(Written task):
Return, character for character, the material from its first line through the line that contains "definition-line [86,758,876,799]", with both of those lines included.

(Material provided):
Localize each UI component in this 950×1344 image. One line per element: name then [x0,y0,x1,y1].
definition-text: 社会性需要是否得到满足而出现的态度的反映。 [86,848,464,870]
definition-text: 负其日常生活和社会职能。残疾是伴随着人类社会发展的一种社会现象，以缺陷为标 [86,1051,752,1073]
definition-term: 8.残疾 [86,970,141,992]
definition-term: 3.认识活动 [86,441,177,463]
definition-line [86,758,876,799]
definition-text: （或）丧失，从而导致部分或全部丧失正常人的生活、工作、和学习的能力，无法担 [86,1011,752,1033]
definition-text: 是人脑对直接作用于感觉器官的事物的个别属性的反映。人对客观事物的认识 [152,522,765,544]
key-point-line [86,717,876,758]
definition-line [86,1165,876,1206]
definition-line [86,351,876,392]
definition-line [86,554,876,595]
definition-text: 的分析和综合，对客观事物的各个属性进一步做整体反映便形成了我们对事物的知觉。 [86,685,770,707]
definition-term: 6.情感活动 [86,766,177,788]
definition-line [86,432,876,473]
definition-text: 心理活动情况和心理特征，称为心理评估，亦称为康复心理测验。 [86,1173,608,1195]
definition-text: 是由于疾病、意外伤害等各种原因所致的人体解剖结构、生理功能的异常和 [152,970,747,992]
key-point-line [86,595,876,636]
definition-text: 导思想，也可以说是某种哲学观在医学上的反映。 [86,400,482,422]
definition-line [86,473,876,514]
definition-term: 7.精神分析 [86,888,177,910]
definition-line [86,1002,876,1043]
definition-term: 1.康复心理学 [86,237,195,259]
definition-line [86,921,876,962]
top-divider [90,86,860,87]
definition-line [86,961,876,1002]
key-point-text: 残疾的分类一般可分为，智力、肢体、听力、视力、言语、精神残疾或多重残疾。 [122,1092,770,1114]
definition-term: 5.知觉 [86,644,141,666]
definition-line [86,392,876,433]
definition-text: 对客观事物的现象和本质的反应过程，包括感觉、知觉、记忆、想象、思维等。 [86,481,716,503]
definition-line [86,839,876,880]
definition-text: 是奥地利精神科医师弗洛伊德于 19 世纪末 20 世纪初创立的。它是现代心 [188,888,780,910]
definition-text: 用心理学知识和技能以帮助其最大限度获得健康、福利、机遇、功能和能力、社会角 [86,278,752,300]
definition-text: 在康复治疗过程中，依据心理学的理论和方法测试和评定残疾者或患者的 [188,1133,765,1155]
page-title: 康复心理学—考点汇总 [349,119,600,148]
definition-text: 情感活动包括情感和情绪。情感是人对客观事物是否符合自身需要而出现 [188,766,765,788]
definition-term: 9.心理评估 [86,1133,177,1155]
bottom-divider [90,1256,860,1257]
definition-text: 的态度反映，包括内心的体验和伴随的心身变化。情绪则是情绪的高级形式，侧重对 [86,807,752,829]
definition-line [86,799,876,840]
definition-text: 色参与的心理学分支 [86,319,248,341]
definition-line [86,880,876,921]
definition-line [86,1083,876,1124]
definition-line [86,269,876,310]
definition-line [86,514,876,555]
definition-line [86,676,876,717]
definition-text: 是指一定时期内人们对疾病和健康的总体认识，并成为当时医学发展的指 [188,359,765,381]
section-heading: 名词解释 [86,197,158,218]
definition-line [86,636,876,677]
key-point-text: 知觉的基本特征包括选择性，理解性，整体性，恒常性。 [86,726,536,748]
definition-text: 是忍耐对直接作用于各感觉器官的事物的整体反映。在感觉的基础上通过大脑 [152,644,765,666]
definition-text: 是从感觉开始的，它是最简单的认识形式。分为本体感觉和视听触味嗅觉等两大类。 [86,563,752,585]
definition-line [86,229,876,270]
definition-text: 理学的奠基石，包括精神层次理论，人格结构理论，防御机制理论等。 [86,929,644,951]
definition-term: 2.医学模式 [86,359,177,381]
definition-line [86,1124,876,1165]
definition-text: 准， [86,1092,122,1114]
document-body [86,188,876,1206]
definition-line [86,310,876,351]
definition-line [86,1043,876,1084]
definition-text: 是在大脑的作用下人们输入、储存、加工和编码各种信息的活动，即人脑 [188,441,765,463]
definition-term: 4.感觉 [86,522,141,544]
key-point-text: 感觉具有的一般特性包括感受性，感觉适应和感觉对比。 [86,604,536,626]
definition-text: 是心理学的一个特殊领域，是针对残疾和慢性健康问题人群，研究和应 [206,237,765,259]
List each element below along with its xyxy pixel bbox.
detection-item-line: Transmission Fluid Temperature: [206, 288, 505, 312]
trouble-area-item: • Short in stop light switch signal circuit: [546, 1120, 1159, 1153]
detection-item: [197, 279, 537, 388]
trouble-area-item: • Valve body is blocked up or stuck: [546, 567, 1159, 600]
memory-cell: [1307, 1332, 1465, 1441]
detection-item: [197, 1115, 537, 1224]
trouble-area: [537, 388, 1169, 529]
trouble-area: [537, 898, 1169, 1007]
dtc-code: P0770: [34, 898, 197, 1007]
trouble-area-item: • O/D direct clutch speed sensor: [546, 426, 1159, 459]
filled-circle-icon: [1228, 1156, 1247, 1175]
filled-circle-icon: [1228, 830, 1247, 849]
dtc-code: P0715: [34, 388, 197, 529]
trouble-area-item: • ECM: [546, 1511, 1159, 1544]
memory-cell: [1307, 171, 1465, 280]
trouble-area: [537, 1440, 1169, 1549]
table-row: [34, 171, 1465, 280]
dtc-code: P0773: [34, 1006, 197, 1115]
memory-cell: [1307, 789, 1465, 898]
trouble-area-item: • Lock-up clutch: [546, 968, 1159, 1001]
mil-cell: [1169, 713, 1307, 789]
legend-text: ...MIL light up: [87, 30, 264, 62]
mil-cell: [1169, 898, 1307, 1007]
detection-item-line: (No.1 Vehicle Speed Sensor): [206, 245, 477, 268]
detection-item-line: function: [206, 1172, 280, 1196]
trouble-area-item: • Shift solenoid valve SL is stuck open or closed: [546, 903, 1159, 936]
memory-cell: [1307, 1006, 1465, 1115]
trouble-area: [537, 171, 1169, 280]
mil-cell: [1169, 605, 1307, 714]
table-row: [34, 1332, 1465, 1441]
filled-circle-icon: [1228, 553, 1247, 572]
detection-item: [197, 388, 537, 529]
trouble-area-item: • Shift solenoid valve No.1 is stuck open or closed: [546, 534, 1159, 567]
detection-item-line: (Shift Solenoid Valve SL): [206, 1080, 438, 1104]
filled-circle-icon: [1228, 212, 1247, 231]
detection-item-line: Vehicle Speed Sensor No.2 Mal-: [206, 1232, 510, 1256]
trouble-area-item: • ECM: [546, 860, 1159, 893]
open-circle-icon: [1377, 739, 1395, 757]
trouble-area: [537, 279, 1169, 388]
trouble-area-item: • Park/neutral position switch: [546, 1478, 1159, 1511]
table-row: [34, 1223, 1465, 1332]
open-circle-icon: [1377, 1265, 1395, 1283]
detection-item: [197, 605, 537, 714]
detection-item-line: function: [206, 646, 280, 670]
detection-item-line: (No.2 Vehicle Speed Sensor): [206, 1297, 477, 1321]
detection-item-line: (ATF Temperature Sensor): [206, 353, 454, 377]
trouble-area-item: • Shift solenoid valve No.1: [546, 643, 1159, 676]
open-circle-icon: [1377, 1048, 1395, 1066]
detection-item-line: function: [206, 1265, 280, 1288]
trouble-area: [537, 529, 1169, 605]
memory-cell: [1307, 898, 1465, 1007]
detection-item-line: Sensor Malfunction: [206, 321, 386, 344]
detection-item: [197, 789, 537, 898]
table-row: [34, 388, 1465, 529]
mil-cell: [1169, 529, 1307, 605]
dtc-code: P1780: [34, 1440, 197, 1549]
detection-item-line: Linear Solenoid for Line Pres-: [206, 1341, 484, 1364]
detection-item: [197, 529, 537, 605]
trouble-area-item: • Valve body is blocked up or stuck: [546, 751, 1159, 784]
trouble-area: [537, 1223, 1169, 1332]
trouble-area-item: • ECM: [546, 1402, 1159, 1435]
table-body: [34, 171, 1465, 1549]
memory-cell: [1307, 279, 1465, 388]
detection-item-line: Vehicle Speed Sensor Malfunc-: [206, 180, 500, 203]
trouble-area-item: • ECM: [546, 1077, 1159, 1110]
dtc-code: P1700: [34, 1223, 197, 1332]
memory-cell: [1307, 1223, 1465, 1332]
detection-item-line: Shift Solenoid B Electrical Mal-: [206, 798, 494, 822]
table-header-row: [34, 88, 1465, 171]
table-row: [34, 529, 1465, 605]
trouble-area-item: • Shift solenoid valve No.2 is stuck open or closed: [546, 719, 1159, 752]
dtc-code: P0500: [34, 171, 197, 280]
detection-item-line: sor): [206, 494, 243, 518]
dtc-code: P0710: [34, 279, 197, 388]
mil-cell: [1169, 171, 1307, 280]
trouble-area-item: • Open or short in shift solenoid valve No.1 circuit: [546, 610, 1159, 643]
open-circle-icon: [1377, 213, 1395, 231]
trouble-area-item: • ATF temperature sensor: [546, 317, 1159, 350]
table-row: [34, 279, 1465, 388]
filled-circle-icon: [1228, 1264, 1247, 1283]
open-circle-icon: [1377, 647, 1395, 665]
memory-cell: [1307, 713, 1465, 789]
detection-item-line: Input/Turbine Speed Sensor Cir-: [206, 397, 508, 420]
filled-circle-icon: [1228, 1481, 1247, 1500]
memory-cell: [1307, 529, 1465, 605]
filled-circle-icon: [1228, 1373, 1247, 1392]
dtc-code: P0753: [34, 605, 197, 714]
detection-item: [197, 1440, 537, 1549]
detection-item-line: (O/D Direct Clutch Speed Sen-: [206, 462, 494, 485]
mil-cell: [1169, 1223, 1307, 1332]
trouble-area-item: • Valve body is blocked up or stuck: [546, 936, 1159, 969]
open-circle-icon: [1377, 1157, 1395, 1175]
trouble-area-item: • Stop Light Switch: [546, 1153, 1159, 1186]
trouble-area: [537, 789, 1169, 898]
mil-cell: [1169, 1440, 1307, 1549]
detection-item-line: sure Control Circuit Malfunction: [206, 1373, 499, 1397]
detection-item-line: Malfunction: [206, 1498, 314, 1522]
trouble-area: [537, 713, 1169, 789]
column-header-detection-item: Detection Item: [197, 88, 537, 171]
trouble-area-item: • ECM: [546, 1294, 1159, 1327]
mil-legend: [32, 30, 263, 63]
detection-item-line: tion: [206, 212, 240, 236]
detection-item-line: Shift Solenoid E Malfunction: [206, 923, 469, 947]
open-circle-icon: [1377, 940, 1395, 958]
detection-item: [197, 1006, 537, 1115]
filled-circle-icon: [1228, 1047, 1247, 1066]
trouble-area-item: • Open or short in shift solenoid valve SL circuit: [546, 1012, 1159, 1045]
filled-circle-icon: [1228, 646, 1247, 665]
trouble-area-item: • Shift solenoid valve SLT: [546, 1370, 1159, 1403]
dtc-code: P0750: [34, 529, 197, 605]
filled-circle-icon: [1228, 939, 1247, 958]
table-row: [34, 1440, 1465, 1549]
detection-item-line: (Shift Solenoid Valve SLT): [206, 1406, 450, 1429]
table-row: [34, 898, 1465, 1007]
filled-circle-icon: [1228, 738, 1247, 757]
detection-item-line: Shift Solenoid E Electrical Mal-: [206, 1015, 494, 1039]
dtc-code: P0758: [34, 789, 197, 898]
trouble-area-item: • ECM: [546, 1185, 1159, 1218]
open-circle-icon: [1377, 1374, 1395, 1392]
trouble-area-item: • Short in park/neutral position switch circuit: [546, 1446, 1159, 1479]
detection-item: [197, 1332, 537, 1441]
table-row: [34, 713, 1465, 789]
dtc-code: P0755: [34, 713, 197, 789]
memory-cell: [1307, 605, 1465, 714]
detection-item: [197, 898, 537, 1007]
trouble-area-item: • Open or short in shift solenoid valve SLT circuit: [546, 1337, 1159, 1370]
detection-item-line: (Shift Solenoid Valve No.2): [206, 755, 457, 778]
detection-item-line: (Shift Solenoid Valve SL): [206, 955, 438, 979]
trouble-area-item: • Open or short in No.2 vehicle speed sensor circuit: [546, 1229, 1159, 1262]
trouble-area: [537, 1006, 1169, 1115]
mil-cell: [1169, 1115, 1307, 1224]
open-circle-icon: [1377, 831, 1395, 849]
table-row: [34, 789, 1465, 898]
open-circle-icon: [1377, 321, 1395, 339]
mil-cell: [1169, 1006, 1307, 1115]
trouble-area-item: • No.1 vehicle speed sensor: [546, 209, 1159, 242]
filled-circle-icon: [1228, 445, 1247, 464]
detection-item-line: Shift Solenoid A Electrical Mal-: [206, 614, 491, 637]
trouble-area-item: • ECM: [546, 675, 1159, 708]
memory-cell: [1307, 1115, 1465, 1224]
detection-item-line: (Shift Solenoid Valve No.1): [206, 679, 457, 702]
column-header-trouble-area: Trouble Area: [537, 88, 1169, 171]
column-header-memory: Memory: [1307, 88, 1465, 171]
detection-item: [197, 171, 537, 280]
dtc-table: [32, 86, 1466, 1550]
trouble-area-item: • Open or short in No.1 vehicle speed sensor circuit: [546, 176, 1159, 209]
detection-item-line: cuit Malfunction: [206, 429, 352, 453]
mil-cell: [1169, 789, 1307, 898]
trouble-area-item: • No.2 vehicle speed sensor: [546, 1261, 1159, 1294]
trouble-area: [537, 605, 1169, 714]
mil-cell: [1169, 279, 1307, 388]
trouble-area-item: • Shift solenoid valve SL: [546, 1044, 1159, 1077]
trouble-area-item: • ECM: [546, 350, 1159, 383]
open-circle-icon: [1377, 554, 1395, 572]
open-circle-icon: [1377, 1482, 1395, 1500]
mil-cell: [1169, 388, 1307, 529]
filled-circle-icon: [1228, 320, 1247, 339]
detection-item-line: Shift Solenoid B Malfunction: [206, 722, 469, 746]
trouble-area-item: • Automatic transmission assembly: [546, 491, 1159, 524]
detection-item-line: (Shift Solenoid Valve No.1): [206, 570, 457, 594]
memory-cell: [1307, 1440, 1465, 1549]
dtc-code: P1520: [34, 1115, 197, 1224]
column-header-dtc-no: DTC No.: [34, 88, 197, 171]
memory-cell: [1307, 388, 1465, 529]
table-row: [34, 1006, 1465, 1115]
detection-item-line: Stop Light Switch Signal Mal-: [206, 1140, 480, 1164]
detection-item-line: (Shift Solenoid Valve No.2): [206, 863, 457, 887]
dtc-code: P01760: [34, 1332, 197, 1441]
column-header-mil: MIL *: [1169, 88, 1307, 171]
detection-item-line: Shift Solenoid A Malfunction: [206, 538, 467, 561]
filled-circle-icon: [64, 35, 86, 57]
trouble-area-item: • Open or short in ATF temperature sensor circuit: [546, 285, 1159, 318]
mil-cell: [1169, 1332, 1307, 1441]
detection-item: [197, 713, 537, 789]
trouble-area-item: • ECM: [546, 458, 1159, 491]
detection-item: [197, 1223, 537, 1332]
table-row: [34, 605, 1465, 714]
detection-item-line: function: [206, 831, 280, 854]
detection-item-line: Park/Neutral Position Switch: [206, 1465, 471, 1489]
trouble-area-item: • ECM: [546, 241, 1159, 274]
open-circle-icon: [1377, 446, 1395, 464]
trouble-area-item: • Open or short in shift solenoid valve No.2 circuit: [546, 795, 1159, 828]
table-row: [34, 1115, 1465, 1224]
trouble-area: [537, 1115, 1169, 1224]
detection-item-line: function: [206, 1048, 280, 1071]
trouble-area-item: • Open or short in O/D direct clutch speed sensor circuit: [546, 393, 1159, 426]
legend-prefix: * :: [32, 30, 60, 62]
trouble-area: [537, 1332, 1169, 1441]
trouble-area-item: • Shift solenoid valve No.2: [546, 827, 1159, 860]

(Task result):
Localize each UI component in this 950×1344 image. One line per element: name then [x0,y0,x1,y1].
definition-text: 社会性需要是否得到满足而出现的态度的反映。 [86,848,464,870]
definition-text: 负其日常生活和社会职能。残疾是伴随着人类社会发展的一种社会现象，以缺陷为标 [86,1051,752,1073]
definition-term: 8.残疾 [86,970,141,992]
definition-term: 3.认识活动 [86,441,177,463]
definition-line [86,758,876,799]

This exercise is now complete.